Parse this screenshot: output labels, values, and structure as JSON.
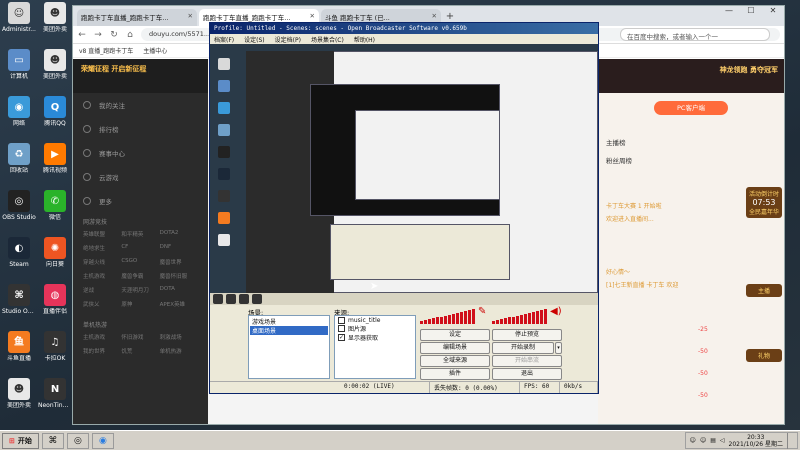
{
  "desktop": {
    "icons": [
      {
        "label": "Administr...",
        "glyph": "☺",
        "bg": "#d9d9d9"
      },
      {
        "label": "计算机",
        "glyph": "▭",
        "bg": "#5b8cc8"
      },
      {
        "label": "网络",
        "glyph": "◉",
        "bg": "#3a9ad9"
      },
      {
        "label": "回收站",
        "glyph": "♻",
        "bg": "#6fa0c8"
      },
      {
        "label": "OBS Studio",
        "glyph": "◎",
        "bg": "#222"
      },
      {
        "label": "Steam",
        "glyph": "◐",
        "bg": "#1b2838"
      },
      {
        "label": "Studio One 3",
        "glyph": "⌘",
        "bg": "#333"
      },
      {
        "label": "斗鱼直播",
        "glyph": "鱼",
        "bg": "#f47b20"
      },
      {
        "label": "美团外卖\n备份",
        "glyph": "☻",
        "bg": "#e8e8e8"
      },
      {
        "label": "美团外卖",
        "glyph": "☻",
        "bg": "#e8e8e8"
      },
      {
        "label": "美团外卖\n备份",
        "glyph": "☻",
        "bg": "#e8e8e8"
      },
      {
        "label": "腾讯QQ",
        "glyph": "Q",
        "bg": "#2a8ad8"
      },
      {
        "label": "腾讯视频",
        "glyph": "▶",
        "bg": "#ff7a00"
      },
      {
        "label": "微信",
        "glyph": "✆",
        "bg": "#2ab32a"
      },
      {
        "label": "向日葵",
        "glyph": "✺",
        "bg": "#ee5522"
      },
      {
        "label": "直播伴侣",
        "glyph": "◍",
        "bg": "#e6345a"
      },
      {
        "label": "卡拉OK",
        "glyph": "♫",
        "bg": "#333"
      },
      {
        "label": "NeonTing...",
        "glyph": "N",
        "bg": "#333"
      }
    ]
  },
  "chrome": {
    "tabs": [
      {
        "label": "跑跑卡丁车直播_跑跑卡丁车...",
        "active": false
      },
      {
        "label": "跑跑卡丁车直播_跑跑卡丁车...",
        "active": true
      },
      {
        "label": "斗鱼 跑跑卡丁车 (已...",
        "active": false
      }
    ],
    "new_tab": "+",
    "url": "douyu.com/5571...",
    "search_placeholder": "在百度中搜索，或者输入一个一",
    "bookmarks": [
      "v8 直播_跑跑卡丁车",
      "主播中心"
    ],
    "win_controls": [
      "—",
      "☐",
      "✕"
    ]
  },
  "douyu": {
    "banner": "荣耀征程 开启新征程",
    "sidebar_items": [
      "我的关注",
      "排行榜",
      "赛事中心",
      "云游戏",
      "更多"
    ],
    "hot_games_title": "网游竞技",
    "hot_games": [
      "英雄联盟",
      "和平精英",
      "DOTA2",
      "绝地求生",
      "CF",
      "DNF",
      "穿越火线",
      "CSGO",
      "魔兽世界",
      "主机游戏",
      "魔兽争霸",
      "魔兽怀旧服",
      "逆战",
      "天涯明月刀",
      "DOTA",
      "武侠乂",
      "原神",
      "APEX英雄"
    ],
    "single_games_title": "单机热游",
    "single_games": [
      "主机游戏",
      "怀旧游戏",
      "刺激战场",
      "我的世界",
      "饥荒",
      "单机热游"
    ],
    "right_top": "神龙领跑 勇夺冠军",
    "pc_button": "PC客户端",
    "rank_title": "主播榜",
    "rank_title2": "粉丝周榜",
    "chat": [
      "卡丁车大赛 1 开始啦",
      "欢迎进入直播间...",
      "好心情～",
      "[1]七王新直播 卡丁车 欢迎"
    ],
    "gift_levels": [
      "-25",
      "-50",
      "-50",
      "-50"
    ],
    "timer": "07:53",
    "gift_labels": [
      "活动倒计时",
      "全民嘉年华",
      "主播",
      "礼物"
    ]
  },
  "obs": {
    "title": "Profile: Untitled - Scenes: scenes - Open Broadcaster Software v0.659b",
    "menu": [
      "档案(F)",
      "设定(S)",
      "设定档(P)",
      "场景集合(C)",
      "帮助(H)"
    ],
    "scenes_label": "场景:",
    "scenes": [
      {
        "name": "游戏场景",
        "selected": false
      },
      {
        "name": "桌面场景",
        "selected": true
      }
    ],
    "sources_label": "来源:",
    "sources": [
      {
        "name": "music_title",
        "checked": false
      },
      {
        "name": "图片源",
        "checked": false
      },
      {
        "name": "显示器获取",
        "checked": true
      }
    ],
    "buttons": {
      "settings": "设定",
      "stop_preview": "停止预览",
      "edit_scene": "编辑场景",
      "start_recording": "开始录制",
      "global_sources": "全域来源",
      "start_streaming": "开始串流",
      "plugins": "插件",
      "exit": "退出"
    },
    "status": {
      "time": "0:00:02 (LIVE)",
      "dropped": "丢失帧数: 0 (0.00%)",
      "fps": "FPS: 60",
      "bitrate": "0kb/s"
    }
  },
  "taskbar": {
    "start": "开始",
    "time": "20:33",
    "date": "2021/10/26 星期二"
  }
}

------------------------------------------------------------

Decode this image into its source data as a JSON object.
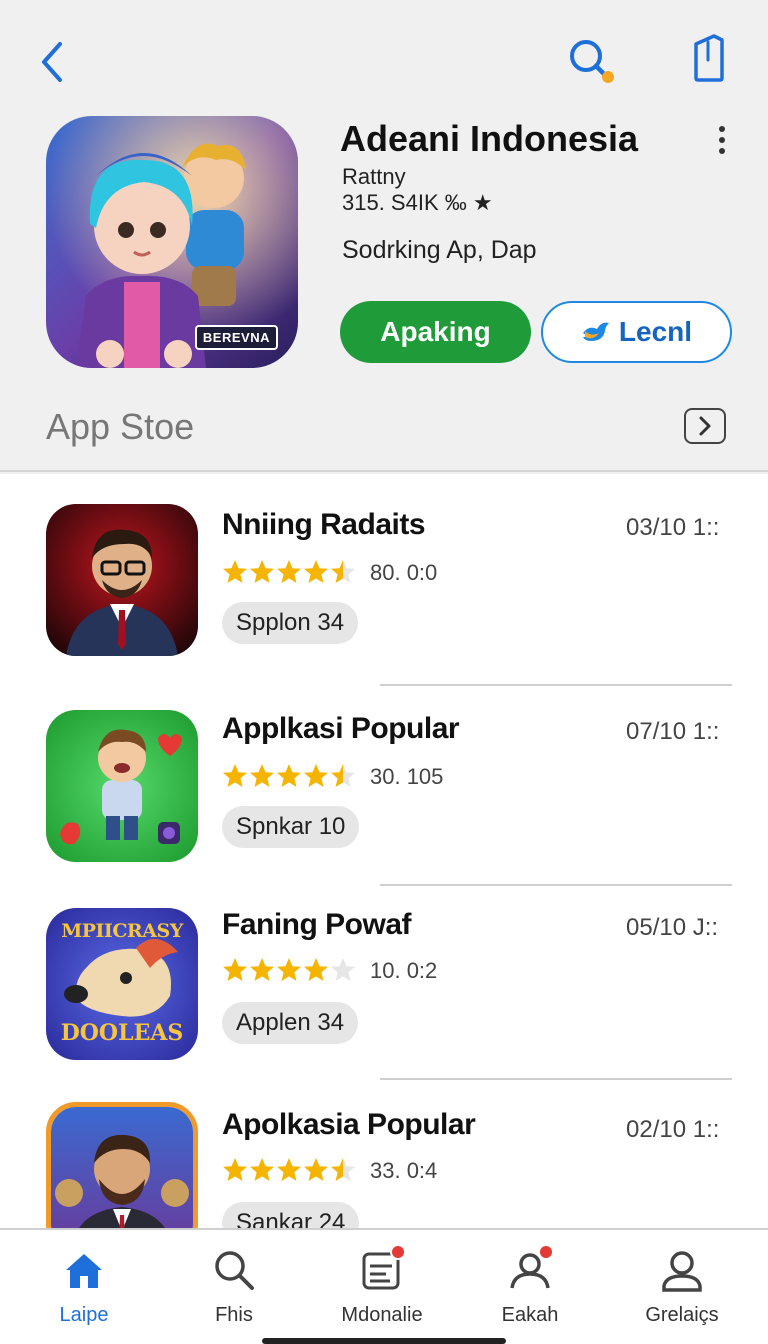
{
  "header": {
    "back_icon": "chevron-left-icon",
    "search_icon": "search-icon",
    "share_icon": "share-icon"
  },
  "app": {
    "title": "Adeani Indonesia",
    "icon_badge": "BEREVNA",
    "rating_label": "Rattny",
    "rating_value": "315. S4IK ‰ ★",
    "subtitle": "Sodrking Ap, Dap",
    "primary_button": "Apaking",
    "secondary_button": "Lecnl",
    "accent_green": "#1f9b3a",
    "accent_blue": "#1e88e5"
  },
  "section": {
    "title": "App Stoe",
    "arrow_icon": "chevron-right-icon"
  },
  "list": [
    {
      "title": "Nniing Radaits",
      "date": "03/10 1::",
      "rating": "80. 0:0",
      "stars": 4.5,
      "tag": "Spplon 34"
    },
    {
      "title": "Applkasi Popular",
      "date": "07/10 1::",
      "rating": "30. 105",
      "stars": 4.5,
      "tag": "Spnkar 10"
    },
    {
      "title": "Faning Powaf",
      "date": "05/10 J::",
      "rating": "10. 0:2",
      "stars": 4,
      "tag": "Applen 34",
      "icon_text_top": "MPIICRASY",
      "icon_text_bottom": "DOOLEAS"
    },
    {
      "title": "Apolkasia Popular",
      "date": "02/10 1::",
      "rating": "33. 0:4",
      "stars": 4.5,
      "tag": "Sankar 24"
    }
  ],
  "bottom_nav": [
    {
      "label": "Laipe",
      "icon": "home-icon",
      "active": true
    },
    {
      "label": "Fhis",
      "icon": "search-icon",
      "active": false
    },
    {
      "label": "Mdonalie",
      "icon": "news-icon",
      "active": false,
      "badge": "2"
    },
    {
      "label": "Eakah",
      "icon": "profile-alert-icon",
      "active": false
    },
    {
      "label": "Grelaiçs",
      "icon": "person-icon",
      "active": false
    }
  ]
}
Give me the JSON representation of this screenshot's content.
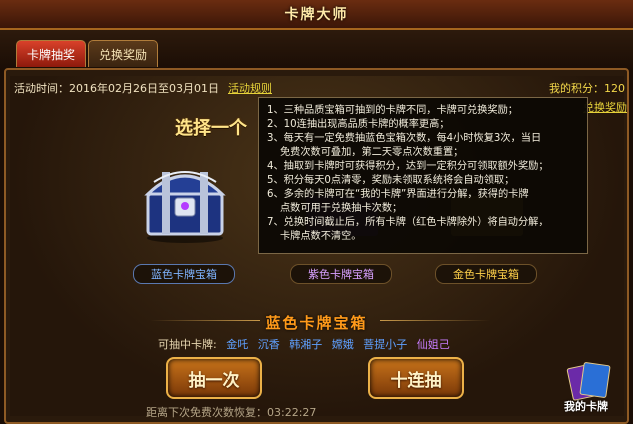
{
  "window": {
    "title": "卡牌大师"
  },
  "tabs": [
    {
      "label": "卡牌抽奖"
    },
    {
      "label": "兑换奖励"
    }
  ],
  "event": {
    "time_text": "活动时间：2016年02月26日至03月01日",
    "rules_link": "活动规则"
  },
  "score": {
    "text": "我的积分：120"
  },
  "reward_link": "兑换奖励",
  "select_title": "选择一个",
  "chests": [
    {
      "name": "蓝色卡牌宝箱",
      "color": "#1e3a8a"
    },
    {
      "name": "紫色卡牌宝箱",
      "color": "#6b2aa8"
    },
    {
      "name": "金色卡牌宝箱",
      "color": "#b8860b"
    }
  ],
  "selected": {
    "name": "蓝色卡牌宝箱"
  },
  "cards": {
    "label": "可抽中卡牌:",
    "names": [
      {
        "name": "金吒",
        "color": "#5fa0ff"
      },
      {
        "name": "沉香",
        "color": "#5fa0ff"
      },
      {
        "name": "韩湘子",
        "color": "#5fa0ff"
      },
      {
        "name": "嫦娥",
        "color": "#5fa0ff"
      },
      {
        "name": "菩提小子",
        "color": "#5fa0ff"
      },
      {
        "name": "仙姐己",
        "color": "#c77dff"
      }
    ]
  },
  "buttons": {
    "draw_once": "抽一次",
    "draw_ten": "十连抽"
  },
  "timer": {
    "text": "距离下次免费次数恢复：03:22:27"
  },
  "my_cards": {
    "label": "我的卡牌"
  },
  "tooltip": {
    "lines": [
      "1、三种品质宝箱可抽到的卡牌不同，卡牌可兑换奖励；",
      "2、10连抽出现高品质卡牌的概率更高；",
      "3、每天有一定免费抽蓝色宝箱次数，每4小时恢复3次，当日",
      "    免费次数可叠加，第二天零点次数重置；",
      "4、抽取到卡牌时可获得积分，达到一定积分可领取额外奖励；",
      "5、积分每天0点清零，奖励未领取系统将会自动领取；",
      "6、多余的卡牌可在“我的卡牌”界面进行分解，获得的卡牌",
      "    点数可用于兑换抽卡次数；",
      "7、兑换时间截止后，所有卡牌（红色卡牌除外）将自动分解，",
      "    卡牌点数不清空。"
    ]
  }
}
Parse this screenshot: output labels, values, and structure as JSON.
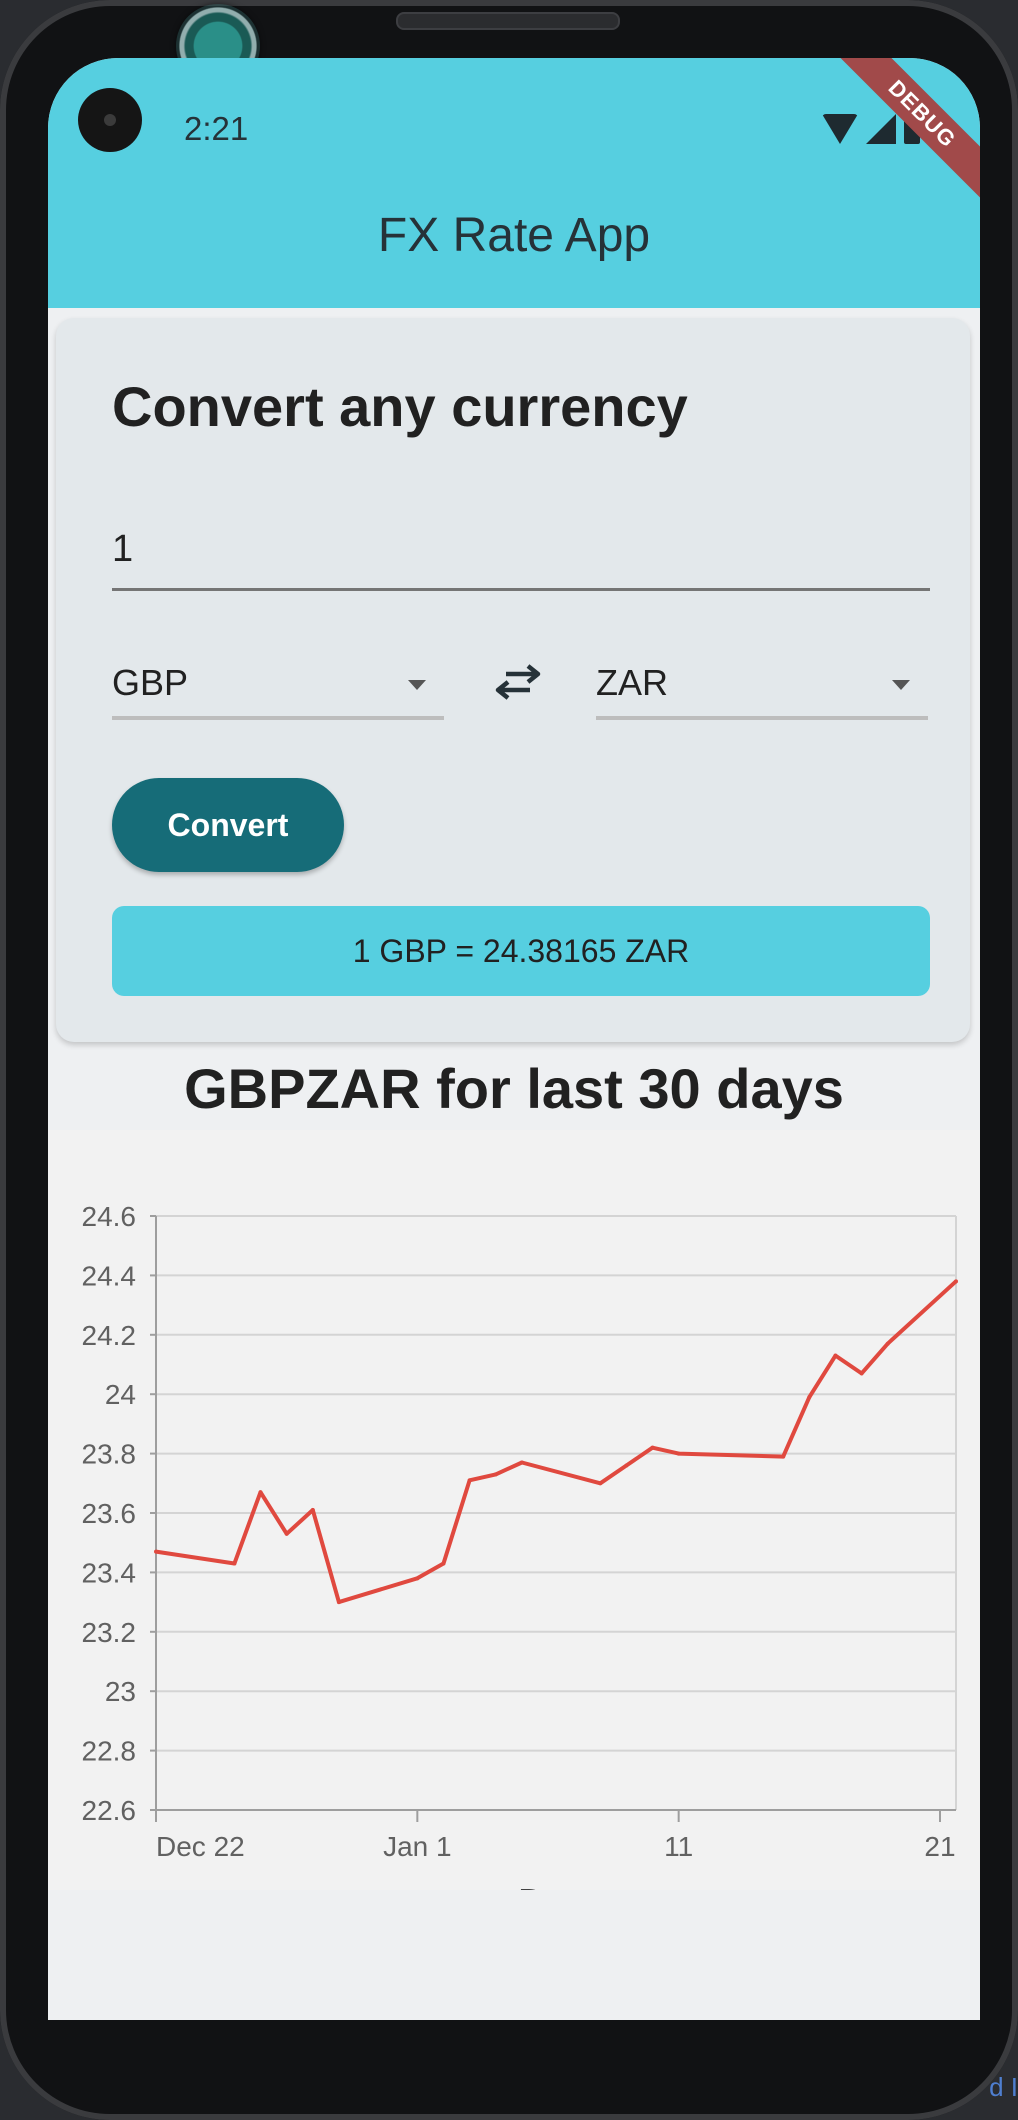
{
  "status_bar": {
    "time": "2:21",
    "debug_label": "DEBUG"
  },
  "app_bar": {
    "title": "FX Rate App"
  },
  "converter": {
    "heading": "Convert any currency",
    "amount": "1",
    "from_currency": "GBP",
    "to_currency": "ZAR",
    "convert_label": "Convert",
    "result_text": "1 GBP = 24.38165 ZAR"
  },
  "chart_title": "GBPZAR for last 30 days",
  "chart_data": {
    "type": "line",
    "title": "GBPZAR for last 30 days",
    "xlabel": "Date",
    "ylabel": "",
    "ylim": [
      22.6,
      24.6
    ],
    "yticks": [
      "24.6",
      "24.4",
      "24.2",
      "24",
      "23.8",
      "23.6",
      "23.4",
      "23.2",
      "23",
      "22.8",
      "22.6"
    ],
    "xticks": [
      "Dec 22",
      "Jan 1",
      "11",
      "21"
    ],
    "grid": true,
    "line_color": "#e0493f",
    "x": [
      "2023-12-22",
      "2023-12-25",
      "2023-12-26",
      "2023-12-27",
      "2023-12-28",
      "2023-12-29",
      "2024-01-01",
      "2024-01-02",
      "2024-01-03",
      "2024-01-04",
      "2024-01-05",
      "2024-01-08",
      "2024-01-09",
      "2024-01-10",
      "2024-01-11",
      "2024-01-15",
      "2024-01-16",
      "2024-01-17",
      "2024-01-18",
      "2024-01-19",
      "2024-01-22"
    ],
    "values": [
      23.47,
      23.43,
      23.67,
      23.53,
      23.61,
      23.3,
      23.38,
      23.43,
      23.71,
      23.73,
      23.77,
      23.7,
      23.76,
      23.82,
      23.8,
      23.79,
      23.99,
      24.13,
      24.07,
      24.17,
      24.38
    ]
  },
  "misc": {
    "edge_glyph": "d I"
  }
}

------------------------------------------------------------

• _PROBLEM STATEMENT_: Search the records for the string "我的卡牌" and return every line in which it occurs.

• _TASK RESPONSE_:
    "label": "我的卡牌"
      "6、多余的卡牌可在“我的卡牌”界面进行分解，获得的卡牌",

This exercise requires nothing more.